Repeat the data below exactly, dropping any pictures it holds.

★ ★ ★ ★

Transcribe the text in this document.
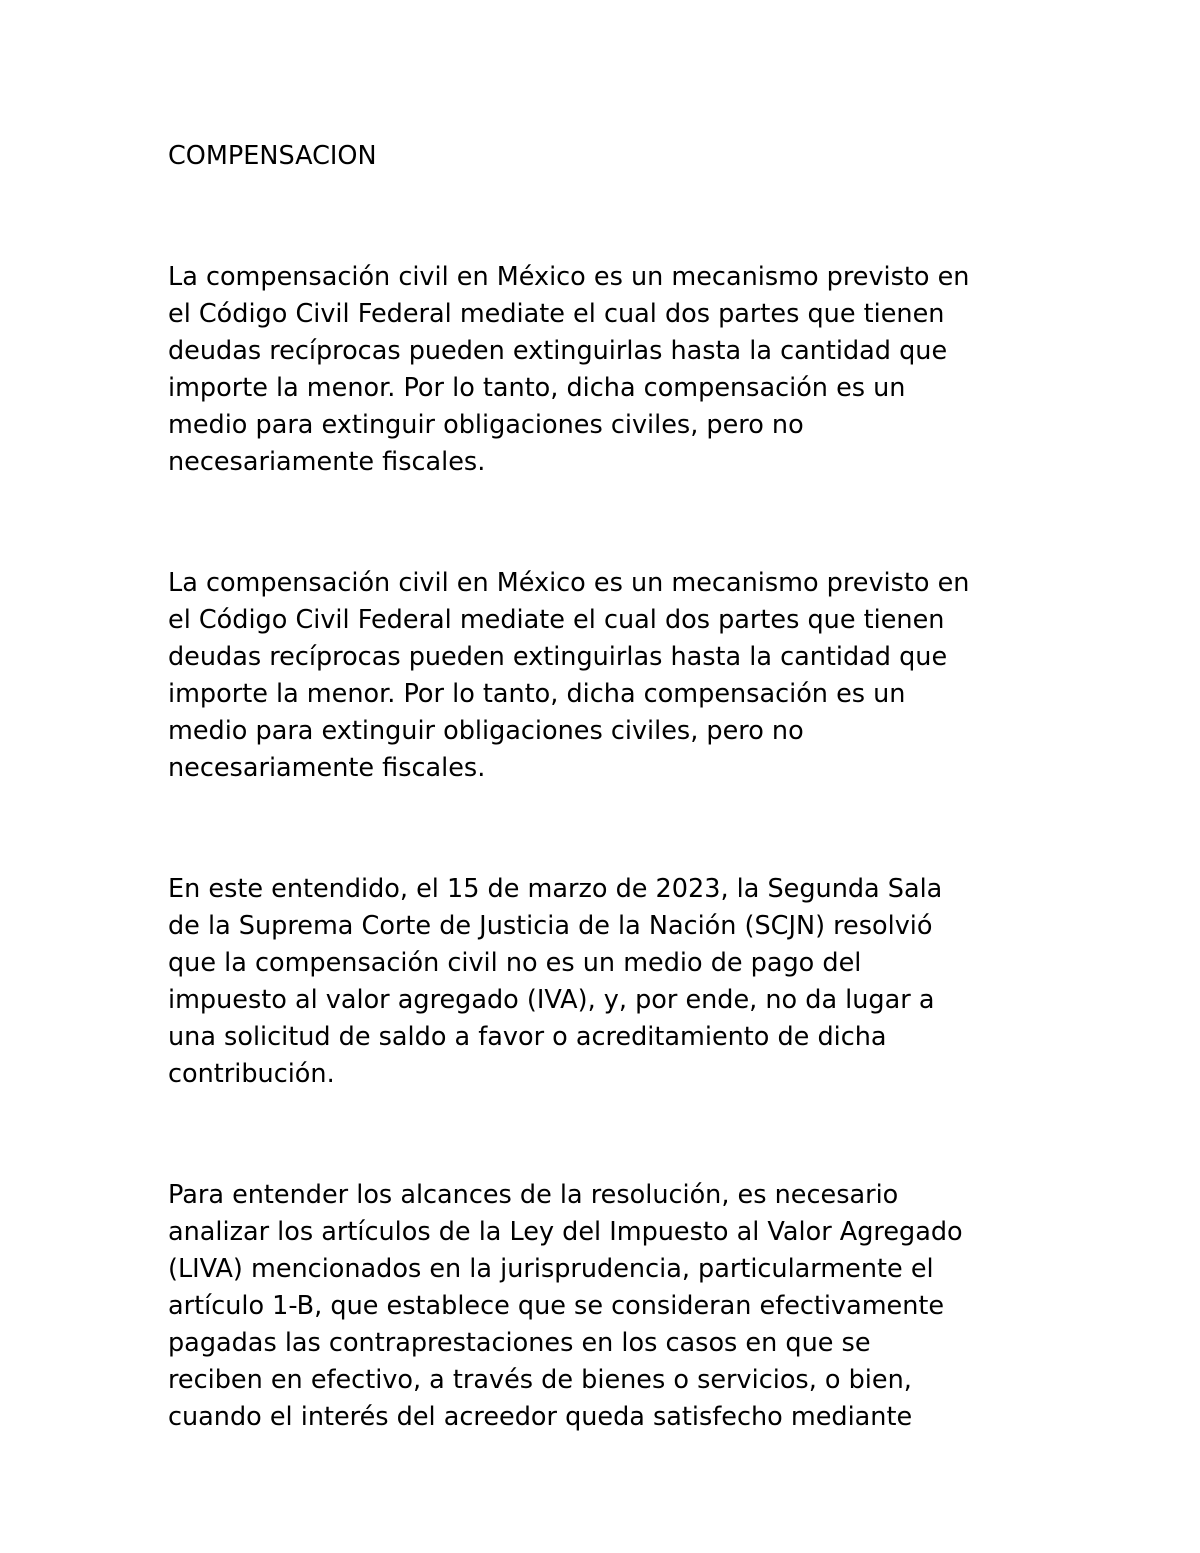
COMPENSACION
La compensación civil en México es un mecanismo previsto en
el Código Civil Federal mediate el cual dos partes que tienen
deudas recíprocas pueden extinguirlas hasta la cantidad que
importe la menor. Por lo tanto, dicha compensación es un
medio para extinguir obligaciones civiles, pero no
necesariamente fiscales.
La compensación civil en México es un mecanismo previsto en
el Código Civil Federal mediate el cual dos partes que tienen
deudas recíprocas pueden extinguirlas hasta la cantidad que
importe la menor. Por lo tanto, dicha compensación es un
medio para extinguir obligaciones civiles, pero no
necesariamente fiscales.
En este entendido, el 15 de marzo de 2023, la Segunda Sala
de la Suprema Corte de Justicia de la Nación (SCJN) resolvió
que la compensación civil no es un medio de pago del
impuesto al valor agregado (IVA), y, por ende, no da lugar a
una solicitud de saldo a favor o acreditamiento de dicha
contribución.
Para entender los alcances de la resolución, es necesario
analizar los artículos de la Ley del Impuesto al Valor Agregado
(LIVA) mencionados en la jurisprudencia, particularmente el
artículo 1-B, que establece que se consideran efectivamente
pagadas las contraprestaciones en los casos en que se
reciben en efectivo, a través de bienes o servicios, o bien,
cuando el interés del acreedor queda satisfecho mediante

★ ★ ★ ★

THE COMPLETED TASK:
Transcribe the text in this document.
COMPENSACION
La compensación civil en México es un mecanismo previsto en
el Código Civil Federal mediate el cual dos partes que tienen
deudas recíprocas pueden extinguirlas hasta la cantidad que
importe la menor. Por lo tanto, dicha compensación es un
medio para extinguir obligaciones civiles, pero no
necesariamente fiscales.
La compensación civil en México es un mecanismo previsto en
el Código Civil Federal mediate el cual dos partes que tienen
deudas recíprocas pueden extinguirlas hasta la cantidad que
importe la menor. Por lo tanto, dicha compensación es un
medio para extinguir obligaciones civiles, pero no
necesariamente fiscales.
En este entendido, el 15 de marzo de 2023, la Segunda Sala
de la Suprema Corte de Justicia de la Nación (SCJN) resolvió
que la compensación civil no es un medio de pago del
impuesto al valor agregado (IVA), y, por ende, no da lugar a
una solicitud de saldo a favor o acreditamiento de dicha
contribución.
Para entender los alcances de la resolución, es necesario
analizar los artículos de la Ley del Impuesto al Valor Agregado
(LIVA) mencionados en la jurisprudencia, particularmente el
artículo 1-B, que establece que se consideran efectivamente
pagadas las contraprestaciones en los casos en que se
reciben en efectivo, a través de bienes o servicios, o bien,
cuando el interés del acreedor queda satisfecho mediante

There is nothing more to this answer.